- [Given exercise]:
Write the records out again, precisely as they stand.

[Dataset excerpts]

┄┄┄┄┄┄┄┄┄┄┄┄┄┄┄┄┄┄┄┄

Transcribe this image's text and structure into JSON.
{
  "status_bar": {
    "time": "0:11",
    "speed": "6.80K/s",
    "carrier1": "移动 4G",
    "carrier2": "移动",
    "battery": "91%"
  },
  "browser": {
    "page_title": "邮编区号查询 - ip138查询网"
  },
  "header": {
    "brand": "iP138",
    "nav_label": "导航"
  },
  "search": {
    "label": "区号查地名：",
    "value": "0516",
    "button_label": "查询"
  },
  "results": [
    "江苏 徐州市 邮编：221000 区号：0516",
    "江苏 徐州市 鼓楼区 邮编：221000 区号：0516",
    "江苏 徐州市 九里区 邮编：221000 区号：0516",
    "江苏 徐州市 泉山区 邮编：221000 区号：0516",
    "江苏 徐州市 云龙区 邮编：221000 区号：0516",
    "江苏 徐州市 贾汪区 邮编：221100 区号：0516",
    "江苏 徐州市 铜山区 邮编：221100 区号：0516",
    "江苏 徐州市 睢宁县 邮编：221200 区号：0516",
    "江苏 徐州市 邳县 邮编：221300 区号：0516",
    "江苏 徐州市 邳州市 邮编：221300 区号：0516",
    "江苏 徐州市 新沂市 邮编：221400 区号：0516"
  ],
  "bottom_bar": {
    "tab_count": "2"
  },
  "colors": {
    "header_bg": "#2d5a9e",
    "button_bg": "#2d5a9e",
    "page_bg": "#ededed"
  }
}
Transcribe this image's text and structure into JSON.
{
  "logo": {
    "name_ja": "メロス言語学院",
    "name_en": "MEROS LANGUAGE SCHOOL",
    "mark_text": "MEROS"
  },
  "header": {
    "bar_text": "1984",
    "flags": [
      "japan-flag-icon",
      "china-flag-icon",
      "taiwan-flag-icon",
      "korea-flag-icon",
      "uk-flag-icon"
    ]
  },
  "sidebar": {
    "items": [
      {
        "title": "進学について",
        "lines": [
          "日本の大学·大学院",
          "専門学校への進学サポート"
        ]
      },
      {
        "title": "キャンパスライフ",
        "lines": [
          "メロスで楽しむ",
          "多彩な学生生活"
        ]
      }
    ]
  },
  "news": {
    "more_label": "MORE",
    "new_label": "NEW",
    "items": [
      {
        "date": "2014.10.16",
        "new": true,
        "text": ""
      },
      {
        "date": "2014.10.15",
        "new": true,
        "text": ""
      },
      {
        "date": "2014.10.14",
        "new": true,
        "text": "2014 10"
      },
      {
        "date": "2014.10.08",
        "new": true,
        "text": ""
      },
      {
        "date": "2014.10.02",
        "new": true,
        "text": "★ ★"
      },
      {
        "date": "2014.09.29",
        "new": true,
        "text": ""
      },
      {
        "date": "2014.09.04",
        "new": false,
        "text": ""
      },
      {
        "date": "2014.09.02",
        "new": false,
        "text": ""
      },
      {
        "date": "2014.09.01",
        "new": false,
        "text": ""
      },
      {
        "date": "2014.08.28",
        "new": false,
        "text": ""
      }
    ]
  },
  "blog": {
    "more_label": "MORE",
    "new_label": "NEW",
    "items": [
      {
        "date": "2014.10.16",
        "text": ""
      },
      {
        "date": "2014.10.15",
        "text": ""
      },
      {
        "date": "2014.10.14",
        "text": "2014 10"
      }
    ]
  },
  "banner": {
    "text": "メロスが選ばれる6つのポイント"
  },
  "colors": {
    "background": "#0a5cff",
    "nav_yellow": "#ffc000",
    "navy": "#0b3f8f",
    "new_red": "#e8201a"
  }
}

┄┄┄┄┄┄┄┄┄┄┄┄┄┄┄┄┄┄┄┄

- [Exercise solution]:
Transcribe this image's text and structure into JSON.
{
  "status_bar": {
    "time": "0:11",
    "speed": "6.80K/s",
    "carrier1": "移动 4G",
    "carrier2": "移动",
    "battery": "91%"
  },
  "browser": {
    "page_title": "邮编区号查询 - ip138查询网"
  },
  "header": {
    "brand": "iP138",
    "nav_label": "导航"
  },
  "search": {
    "label": "区号查地名：",
    "value": "0516",
    "button_label": "查询"
  },
  "results": [
    "江苏 徐州市 邮编：221000 区号：0516",
    "江苏 徐州市 鼓楼区 邮编：221000 区号：0516",
    "江苏 徐州市 九里区 邮编：221000 区号：0516",
    "江苏 徐州市 泉山区 邮编：221000 区号：0516",
    "江苏 徐州市 云龙区 邮编：221000 区号：0516",
    "江苏 徐州市 贾汪区 邮编：221100 区号：0516",
    "江苏 徐州市 铜山区 邮编：221100 区号：0516",
    "江苏 徐州市 睢宁县 邮编：221200 区号：0516",
    "江苏 徐州市 邳县 邮编：221300 区号：0516",
    "江苏 徐州市 邳州市 邮编：221300 区号：0516",
    "江苏 徐州市 新沂市 邮编：221400 区号：0516"
  ],
  "bottom_bar": {
    "tab_count": "2"
  },
  "colors": {
    "header_bg": "#2d5a9e",
    "button_bg": "#2d5a9e",
    "page_bg": "#ededed"
  }
}
Transcribe this image's text and structure into JSON.
{
  "logo": {
    "name_ja": "メロス言語学院",
    "name_en": "MEROS LANGUAGE SCHOOL",
    "mark_text": "MEROS"
  },
  "header": {
    "bar_text": "1984",
    "flags": [
      "japan-flag-icon",
      "china-flag-icon",
      "taiwan-flag-icon",
      "korea-flag-icon",
      "uk-flag-icon"
    ]
  },
  "sidebar": {
    "items": [
      {
        "title": "進学について",
        "lines": [
          "日本の大学·大学院",
          "専門学校への進学サポート"
        ]
      },
      {
        "title": "キャンパスライフ",
        "lines": [
          "メロスで楽しむ",
          "多彩な学生生活"
        ]
      }
    ]
  },
  "news": {
    "more_label": "MORE",
    "new_label": "NEW",
    "items": [
      {
        "date": "2014.10.16",
        "new": true,
        "text": ""
      },
      {
        "date": "2014.10.15",
        "new": true,
        "text": ""
      },
      {
        "date": "2014.10.14",
        "new": true,
        "text": "2014 10"
      },
      {
        "date": "2014.10.08",
        "new": true,
        "text": ""
      },
      {
        "date": "2014.10.02",
        "new": true,
        "text": "★ ★"
      },
      {
        "date": "2014.09.29",
        "new": true,
        "text": ""
      },
      {
        "date": "2014.09.04",
        "new": false,
        "text": ""
      },
      {
        "date": "2014.09.02",
        "new": false,
        "text": ""
      },
      {
        "date": "2014.09.01",
        "new": false,
        "text": ""
      },
      {
        "date": "2014.08.28",
        "new": false,
        "text": ""
      }
    ]
  },
  "blog": {
    "more_label": "MORE",
    "new_label": "NEW",
    "items": [
      {
        "date": "2014.10.16",
        "text": ""
      },
      {
        "date": "2014.10.15",
        "text": ""
      },
      {
        "date": "2014.10.14",
        "text": "2014 10"
      }
    ]
  },
  "banner": {
    "text": "メロスが選ばれる6つのポイント"
  },
  "colors": {
    "background": "#0a5cff",
    "nav_yellow": "#ffc000",
    "navy": "#0b3f8f",
    "new_red": "#e8201a"
  }
}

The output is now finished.